** Begin INPUT RECORDS **
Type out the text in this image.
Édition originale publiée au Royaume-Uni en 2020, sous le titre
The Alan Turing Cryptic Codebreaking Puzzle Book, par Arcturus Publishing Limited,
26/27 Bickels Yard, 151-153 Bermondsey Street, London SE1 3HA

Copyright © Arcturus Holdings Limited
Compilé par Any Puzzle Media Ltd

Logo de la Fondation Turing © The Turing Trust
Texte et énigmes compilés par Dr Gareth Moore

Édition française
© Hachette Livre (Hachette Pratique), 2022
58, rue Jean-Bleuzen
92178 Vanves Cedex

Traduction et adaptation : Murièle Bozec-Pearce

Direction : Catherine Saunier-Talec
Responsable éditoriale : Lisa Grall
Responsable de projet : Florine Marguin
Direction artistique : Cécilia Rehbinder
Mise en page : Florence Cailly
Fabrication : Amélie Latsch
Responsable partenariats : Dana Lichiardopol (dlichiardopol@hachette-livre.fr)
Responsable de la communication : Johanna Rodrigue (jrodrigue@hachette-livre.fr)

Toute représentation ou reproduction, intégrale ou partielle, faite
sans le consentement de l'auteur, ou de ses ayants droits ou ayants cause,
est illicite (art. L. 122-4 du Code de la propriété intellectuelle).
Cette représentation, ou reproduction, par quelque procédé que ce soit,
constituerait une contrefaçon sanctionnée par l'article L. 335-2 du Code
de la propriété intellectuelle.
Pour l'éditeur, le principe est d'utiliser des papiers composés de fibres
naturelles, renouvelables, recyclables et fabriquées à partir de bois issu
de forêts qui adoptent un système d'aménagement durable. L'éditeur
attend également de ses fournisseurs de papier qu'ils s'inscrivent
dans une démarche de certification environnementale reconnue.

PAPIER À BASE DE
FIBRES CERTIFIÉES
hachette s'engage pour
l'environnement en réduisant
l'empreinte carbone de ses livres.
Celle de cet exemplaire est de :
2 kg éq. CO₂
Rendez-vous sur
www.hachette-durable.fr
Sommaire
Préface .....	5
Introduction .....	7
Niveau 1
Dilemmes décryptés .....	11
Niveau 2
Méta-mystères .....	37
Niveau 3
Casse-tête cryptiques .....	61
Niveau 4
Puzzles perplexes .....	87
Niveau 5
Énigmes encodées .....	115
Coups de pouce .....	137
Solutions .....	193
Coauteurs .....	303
** End INPUT RECORDS **
** WHAT THIS TASK INVOLVES **
The records above should be restated word for word, please.

** ANSWER TO THIS PROBLEM **
Type out the text in this image.
Édition originale publiée au Royaume-Uni en 2020, sous le titre
The Alan Turing Cryptic Codebreaking Puzzle Book, par Arcturus Publishing Limited,
26/27 Bickels Yard, 151-153 Bermondsey Street, London SE1 3HA

Copyright © Arcturus Holdings Limited
Compilé par Any Puzzle Media Ltd

Logo de la Fondation Turing © The Turing Trust
Texte et énigmes compilés par Dr Gareth Moore

Édition française
© Hachette Livre (Hachette Pratique), 2022
58, rue Jean-Bleuzen
92178 Vanves Cedex

Traduction et adaptation : Murièle Bozec-Pearce

Direction : Catherine Saunier-Talec
Responsable éditoriale : Lisa Grall
Responsable de projet : Florine Marguin
Direction artistique : Cécilia Rehbinder
Mise en page : Florence Cailly
Fabrication : Amélie Latsch
Responsable partenariats : Dana Lichiardopol (dlichiardopol@hachette-livre.fr)
Responsable de la communication : Johanna Rodrigue (jrodrigue@hachette-livre.fr)

Toute représentation ou reproduction, intégrale ou partielle, faite
sans le consentement de l'auteur, ou de ses ayants droits ou ayants cause,
est illicite (art. L. 122-4 du Code de la propriété intellectuelle).
Cette représentation, ou reproduction, par quelque procédé que ce soit,
constituerait une contrefaçon sanctionnée par l'article L. 335-2 du Code
de la propriété intellectuelle.
Pour l'éditeur, le principe est d'utiliser des papiers composés de fibres
naturelles, renouvelables, recyclables et fabriquées à partir de bois issu
de forêts qui adoptent un système d'aménagement durable. L'éditeur
attend également de ses fournisseurs de papier qu'ils s'inscrivent
dans une démarche de certification environnementale reconnue.

PAPIER À BASE DE
FIBRES CERTIFIÉES
hachette s'engage pour
l'environnement en réduisant
l'empreinte carbone de ses livres.
Celle de cet exemplaire est de :
2 kg éq. CO₂
Rendez-vous sur
www.hachette-durable.fr
Sommaire
Préface .....	5
Introduction .....	7
Niveau 1
Dilemmes décryptés .....	11
Niveau 2
Méta-mystères .....	37
Niveau 3
Casse-tête cryptiques .....	61
Niveau 4
Puzzles perplexes .....	87
Niveau 5
Énigmes encodées .....	115
Coups de pouce .....	137
Solutions .....	193
Coauteurs .....	303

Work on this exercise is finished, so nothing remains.